--- Task requirements ---
Extract each line of the data and write it out again exactly.

--- Working data ---
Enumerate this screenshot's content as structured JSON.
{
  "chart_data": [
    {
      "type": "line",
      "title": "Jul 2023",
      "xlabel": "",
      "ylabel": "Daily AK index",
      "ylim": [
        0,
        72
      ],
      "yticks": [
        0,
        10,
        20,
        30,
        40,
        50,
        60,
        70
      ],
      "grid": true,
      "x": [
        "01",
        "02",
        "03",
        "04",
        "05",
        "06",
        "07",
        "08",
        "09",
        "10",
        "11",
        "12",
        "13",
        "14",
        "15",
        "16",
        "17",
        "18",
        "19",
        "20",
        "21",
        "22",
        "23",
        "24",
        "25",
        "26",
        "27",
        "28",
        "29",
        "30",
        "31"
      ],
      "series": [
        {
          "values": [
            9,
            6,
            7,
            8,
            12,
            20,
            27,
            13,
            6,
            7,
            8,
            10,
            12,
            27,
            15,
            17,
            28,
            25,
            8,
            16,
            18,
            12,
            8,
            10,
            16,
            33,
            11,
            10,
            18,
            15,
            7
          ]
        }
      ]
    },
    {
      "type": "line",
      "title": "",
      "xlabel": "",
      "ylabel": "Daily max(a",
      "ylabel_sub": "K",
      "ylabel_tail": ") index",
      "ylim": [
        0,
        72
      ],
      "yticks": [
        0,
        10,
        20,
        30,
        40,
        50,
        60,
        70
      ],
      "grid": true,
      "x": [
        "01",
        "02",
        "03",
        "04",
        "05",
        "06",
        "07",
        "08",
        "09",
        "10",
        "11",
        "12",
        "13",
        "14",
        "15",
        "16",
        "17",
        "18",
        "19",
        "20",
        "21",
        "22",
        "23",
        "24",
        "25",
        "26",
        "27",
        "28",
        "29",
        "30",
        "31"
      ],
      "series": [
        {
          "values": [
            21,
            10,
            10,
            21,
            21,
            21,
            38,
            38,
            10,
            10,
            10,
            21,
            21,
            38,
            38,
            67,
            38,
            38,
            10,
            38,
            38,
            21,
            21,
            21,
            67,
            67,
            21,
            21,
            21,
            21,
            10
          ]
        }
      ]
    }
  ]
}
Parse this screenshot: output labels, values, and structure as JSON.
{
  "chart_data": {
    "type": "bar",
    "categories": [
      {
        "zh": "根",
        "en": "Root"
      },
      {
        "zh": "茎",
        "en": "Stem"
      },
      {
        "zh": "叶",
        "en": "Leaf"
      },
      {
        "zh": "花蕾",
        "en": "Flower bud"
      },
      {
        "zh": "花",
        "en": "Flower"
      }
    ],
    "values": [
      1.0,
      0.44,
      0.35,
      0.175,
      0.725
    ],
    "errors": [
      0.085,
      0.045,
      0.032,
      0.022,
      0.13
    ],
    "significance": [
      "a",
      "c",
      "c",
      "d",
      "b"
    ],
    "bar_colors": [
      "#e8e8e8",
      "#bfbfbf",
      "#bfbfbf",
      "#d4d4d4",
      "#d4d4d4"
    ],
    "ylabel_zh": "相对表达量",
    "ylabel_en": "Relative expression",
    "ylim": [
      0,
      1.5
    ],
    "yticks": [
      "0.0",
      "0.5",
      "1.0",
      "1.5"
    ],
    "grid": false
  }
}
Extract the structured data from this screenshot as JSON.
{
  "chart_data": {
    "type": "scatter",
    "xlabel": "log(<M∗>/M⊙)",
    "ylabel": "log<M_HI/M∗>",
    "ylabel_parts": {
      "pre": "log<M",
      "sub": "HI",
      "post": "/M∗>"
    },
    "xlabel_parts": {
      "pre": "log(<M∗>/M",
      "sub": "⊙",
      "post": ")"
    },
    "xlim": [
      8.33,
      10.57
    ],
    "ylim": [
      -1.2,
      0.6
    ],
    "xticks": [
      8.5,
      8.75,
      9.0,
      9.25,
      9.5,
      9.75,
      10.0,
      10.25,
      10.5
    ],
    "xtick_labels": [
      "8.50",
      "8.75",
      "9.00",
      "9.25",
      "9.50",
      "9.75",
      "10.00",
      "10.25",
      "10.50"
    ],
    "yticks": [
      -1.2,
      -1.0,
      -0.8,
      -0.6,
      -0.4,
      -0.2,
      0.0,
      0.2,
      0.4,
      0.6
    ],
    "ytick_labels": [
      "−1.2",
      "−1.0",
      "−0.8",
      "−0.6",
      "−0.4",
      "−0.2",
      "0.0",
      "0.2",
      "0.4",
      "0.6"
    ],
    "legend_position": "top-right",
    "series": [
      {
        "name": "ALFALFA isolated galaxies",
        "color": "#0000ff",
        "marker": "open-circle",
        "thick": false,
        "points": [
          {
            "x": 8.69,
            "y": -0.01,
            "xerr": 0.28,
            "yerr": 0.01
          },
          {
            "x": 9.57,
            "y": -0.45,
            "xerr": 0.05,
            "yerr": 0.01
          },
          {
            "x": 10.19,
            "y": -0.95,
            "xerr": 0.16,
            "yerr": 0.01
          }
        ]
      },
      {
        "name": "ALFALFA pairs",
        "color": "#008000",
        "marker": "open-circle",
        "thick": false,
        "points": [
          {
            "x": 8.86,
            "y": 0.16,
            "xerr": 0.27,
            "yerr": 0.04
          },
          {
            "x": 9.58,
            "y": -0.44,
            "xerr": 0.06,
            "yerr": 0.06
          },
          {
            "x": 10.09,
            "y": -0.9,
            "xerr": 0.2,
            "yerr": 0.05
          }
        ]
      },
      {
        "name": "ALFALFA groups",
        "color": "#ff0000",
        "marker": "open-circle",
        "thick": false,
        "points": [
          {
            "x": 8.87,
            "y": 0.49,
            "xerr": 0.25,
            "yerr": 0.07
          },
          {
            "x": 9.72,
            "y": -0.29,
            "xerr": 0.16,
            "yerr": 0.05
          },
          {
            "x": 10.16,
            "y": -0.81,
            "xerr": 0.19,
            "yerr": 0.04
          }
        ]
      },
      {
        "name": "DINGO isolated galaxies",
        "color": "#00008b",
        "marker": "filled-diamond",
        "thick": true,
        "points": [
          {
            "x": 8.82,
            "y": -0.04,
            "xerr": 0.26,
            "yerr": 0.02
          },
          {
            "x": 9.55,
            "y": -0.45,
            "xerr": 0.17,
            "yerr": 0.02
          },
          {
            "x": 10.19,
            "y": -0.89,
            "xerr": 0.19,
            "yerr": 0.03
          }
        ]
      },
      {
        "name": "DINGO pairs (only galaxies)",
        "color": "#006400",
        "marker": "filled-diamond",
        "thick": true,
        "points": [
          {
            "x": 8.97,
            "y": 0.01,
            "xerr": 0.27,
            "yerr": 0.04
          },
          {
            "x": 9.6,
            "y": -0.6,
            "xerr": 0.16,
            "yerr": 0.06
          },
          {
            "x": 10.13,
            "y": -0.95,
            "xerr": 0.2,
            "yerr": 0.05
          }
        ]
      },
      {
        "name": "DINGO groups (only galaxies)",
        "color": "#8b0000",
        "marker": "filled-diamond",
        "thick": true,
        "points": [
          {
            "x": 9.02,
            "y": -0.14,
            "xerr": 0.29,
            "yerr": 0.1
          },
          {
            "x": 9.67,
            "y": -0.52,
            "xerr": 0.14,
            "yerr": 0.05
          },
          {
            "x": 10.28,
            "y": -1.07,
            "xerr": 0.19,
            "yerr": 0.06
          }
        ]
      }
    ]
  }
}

--- Reply to the exercise ---
Enumerate this screenshot's content as structured JSON.
{
  "chart_data": [
    {
      "type": "line",
      "title": "Jul 2023",
      "xlabel": "",
      "ylabel": "Daily AK index",
      "ylim": [
        0,
        72
      ],
      "yticks": [
        0,
        10,
        20,
        30,
        40,
        50,
        60,
        70
      ],
      "grid": true,
      "x": [
        "01",
        "02",
        "03",
        "04",
        "05",
        "06",
        "07",
        "08",
        "09",
        "10",
        "11",
        "12",
        "13",
        "14",
        "15",
        "16",
        "17",
        "18",
        "19",
        "20",
        "21",
        "22",
        "23",
        "24",
        "25",
        "26",
        "27",
        "28",
        "29",
        "30",
        "31"
      ],
      "series": [
        {
          "values": [
            9,
            6,
            7,
            8,
            12,
            20,
            27,
            13,
            6,
            7,
            8,
            10,
            12,
            27,
            15,
            17,
            28,
            25,
            8,
            16,
            18,
            12,
            8,
            10,
            16,
            33,
            11,
            10,
            18,
            15,
            7
          ]
        }
      ]
    },
    {
      "type": "line",
      "title": "",
      "xlabel": "",
      "ylabel": "Daily max(a",
      "ylabel_sub": "K",
      "ylabel_tail": ") index",
      "ylim": [
        0,
        72
      ],
      "yticks": [
        0,
        10,
        20,
        30,
        40,
        50,
        60,
        70
      ],
      "grid": true,
      "x": [
        "01",
        "02",
        "03",
        "04",
        "05",
        "06",
        "07",
        "08",
        "09",
        "10",
        "11",
        "12",
        "13",
        "14",
        "15",
        "16",
        "17",
        "18",
        "19",
        "20",
        "21",
        "22",
        "23",
        "24",
        "25",
        "26",
        "27",
        "28",
        "29",
        "30",
        "31"
      ],
      "series": [
        {
          "values": [
            21,
            10,
            10,
            21,
            21,
            21,
            38,
            38,
            10,
            10,
            10,
            21,
            21,
            38,
            38,
            67,
            38,
            38,
            10,
            38,
            38,
            21,
            21,
            21,
            67,
            67,
            21,
            21,
            21,
            21,
            10
          ]
        }
      ]
    }
  ]
}
Parse this screenshot: output labels, values, and structure as JSON.
{
  "chart_data": {
    "type": "bar",
    "categories": [
      {
        "zh": "根",
        "en": "Root"
      },
      {
        "zh": "茎",
        "en": "Stem"
      },
      {
        "zh": "叶",
        "en": "Leaf"
      },
      {
        "zh": "花蕾",
        "en": "Flower bud"
      },
      {
        "zh": "花",
        "en": "Flower"
      }
    ],
    "values": [
      1.0,
      0.44,
      0.35,
      0.175,
      0.725
    ],
    "errors": [
      0.085,
      0.045,
      0.032,
      0.022,
      0.13
    ],
    "significance": [
      "a",
      "c",
      "c",
      "d",
      "b"
    ],
    "bar_colors": [
      "#e8e8e8",
      "#bfbfbf",
      "#bfbfbf",
      "#d4d4d4",
      "#d4d4d4"
    ],
    "ylabel_zh": "相对表达量",
    "ylabel_en": "Relative expression",
    "ylim": [
      0,
      1.5
    ],
    "yticks": [
      "0.0",
      "0.5",
      "1.0",
      "1.5"
    ],
    "grid": false
  }
}
Extract the structured data from this screenshot as JSON.
{
  "chart_data": {
    "type": "scatter",
    "xlabel": "log(<M∗>/M⊙)",
    "ylabel": "log<M_HI/M∗>",
    "ylabel_parts": {
      "pre": "log<M",
      "sub": "HI",
      "post": "/M∗>"
    },
    "xlabel_parts": {
      "pre": "log(<M∗>/M",
      "sub": "⊙",
      "post": ")"
    },
    "xlim": [
      8.33,
      10.57
    ],
    "ylim": [
      -1.2,
      0.6
    ],
    "xticks": [
      8.5,
      8.75,
      9.0,
      9.25,
      9.5,
      9.75,
      10.0,
      10.25,
      10.5
    ],
    "xtick_labels": [
      "8.50",
      "8.75",
      "9.00",
      "9.25",
      "9.50",
      "9.75",
      "10.00",
      "10.25",
      "10.50"
    ],
    "yticks": [
      -1.2,
      -1.0,
      -0.8,
      -0.6,
      -0.4,
      -0.2,
      0.0,
      0.2,
      0.4,
      0.6
    ],
    "ytick_labels": [
      "−1.2",
      "−1.0",
      "−0.8",
      "−0.6",
      "−0.4",
      "−0.2",
      "0.0",
      "0.2",
      "0.4",
      "0.6"
    ],
    "legend_position": "top-right",
    "series": [
      {
        "name": "ALFALFA isolated galaxies",
        "color": "#0000ff",
        "marker": "open-circle",
        "thick": false,
        "points": [
          {
            "x": 8.69,
            "y": -0.01,
            "xerr": 0.28,
            "yerr": 0.01
          },
          {
            "x": 9.57,
            "y": -0.45,
            "xerr": 0.05,
            "yerr": 0.01
          },
          {
            "x": 10.19,
            "y": -0.95,
            "xerr": 0.16,
            "yerr": 0.01
          }
        ]
      },
      {
        "name": "ALFALFA pairs",
        "color": "#008000",
        "marker": "open-circle",
        "thick": false,
        "points": [
          {
            "x": 8.86,
            "y": 0.16,
            "xerr": 0.27,
            "yerr": 0.04
          },
          {
            "x": 9.58,
            "y": -0.44,
            "xerr": 0.06,
            "yerr": 0.06
          },
          {
            "x": 10.09,
            "y": -0.9,
            "xerr": 0.2,
            "yerr": 0.05
          }
        ]
      },
      {
        "name": "ALFALFA groups",
        "color": "#ff0000",
        "marker": "open-circle",
        "thick": false,
        "points": [
          {
            "x": 8.87,
            "y": 0.49,
            "xerr": 0.25,
            "yerr": 0.07
          },
          {
            "x": 9.72,
            "y": -0.29,
            "xerr": 0.16,
            "yerr": 0.05
          },
          {
            "x": 10.16,
            "y": -0.81,
            "xerr": 0.19,
            "yerr": 0.04
          }
        ]
      },
      {
        "name": "DINGO isolated galaxies",
        "color": "#00008b",
        "marker": "filled-diamond",
        "thick": true,
        "points": [
          {
            "x": 8.82,
            "y": -0.04,
            "xerr": 0.26,
            "yerr": 0.02
          },
          {
            "x": 9.55,
            "y": -0.45,
            "xerr": 0.17,
            "yerr": 0.02
          },
          {
            "x": 10.19,
            "y": -0.89,
            "xerr": 0.19,
            "yerr": 0.03
          }
        ]
      },
      {
        "name": "DINGO pairs (only galaxies)",
        "color": "#006400",
        "marker": "filled-diamond",
        "thick": true,
        "points": [
          {
            "x": 8.97,
            "y": 0.01,
            "xerr": 0.27,
            "yerr": 0.04
          },
          {
            "x": 9.6,
            "y": -0.6,
            "xerr": 0.16,
            "yerr": 0.06
          },
          {
            "x": 10.13,
            "y": -0.95,
            "xerr": 0.2,
            "yerr": 0.05
          }
        ]
      },
      {
        "name": "DINGO groups (only galaxies)",
        "color": "#8b0000",
        "marker": "filled-diamond",
        "thick": true,
        "points": [
          {
            "x": 9.02,
            "y": -0.14,
            "xerr": 0.29,
            "yerr": 0.1
          },
          {
            "x": 9.67,
            "y": -0.52,
            "xerr": 0.14,
            "yerr": 0.05
          },
          {
            "x": 10.28,
            "y": -1.07,
            "xerr": 0.19,
            "yerr": 0.06
          }
        ]
      }
    ]
  }
}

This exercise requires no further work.